Task item A -
In the compost bins post, rewrite the paragraph beginning "We have a couple of old compost heaps" as a shorter version that keeps its main facts.
Task item B -
Copy the compost bins post word for word from "I am in a bit of" to "have to call'.".

Text passage -
Thursday 21 July 2016

Home Made Compost Bins

I am in a bit of a building frenzy at the moment.

John Seymour in his excellent 'The New Complete Book of Self Sufficiency' says that :

'nothing should be wasted on the self-sufficient holding. The dustman should never have to call'.

While zero waste is probably never going to realistically happen for us, I hope that as we start to produce our own vegetables, the amount of waste packaging we produce will fall (why do supermarkets pre-pack EVERYTHING fresh!). We recycle all glass, cardboard, plastic bottles and paper. Composting is a no-brainer for kitchen and garden waste.

We have a couple of old compost heaps built by the previous owner  but they only contain grass clippings and the remains of a hornbeam hedge. Neither is likely to rot to anything useful without being mixed with some more 'fleshy' material and something to activate the decomposition process. And - they are full. So I plan to gradually mix the contents of the existing heap into two new heaps over the course of the next year.

A trip to our local industrial estate this evening  yielded eight pallets. Don't be afraid to ask, the two places I tried were only too happy to help.

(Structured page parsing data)
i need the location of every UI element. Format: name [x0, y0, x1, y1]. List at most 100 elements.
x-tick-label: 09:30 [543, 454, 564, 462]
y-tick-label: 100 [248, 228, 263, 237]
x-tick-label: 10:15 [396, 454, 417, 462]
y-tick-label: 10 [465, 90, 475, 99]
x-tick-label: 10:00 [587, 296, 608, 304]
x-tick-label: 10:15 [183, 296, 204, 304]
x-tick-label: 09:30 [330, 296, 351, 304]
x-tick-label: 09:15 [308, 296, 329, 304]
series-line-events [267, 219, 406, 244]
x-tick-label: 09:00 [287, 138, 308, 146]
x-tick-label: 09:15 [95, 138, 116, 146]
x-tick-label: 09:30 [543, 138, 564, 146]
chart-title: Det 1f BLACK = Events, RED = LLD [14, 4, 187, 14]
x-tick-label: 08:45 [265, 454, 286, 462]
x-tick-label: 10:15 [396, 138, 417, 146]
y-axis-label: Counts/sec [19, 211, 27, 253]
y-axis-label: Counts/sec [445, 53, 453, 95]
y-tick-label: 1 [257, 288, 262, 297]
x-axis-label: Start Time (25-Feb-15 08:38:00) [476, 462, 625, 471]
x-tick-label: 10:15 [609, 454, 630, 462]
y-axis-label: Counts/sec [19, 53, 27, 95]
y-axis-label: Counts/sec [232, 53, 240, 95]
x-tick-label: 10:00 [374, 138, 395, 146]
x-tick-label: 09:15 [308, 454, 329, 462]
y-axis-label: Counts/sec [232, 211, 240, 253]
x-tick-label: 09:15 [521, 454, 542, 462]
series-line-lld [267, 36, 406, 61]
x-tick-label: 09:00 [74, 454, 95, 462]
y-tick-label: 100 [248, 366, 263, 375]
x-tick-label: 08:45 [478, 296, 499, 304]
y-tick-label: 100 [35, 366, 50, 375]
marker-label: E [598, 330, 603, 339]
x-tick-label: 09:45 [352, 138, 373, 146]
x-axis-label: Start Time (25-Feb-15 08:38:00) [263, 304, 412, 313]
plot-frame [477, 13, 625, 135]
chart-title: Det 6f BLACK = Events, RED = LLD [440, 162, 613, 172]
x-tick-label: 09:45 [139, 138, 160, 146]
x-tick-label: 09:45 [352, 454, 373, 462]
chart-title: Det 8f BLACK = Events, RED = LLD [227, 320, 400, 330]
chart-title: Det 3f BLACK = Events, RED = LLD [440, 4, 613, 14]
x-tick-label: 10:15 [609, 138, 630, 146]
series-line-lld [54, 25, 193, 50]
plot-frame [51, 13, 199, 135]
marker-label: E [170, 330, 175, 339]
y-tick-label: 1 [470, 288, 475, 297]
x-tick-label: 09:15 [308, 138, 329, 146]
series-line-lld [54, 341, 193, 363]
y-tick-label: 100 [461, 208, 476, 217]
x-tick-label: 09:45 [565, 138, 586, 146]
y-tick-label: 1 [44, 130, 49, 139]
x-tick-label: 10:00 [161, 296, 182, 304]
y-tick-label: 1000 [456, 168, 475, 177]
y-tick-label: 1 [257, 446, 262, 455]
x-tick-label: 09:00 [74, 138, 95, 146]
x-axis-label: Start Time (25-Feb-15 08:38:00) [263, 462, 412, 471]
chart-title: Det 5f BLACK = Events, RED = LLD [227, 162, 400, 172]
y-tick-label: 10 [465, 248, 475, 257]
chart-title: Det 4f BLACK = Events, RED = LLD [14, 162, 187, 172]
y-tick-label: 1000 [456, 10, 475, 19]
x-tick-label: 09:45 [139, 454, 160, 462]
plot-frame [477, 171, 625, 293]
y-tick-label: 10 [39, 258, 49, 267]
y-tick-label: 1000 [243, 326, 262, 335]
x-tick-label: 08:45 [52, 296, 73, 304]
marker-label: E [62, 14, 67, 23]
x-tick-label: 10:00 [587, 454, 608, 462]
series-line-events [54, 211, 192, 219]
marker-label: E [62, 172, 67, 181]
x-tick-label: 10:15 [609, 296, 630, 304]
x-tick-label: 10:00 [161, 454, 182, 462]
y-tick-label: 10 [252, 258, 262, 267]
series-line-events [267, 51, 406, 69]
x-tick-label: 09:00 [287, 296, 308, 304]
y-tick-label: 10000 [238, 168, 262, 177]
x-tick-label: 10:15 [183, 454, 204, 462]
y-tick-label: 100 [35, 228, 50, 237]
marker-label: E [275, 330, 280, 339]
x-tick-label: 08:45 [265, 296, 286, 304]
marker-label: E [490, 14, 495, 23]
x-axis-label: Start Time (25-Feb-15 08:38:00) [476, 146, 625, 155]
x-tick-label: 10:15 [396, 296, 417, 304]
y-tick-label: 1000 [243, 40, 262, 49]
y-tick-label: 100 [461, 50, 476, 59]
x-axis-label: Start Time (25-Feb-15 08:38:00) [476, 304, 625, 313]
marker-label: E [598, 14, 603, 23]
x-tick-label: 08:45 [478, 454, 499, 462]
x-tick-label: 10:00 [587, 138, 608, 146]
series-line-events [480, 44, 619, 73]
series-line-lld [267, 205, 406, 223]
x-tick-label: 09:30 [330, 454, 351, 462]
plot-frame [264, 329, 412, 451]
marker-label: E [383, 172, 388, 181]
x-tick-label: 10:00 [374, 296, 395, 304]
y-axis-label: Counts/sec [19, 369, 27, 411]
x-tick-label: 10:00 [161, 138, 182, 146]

Worked solution A -
The previous owner left two old compost heaps holding only grass clippings and the remains of a hornbeam hedge. These won't rot into anything useful unless they are mixed with more "fleshy" material and something to activate decomposition, and both heaps are full. The plan is to gradually mix their contents into two new heaps over the next year.

Worked solution B -
I am in a bit of a building frenzy at the moment.

John Seymour in his excellent 'The New Complete Book of Self Sufficiency' says that :

'nothing should be wasted on the self-sufficient holding. The dustman should never have to call'.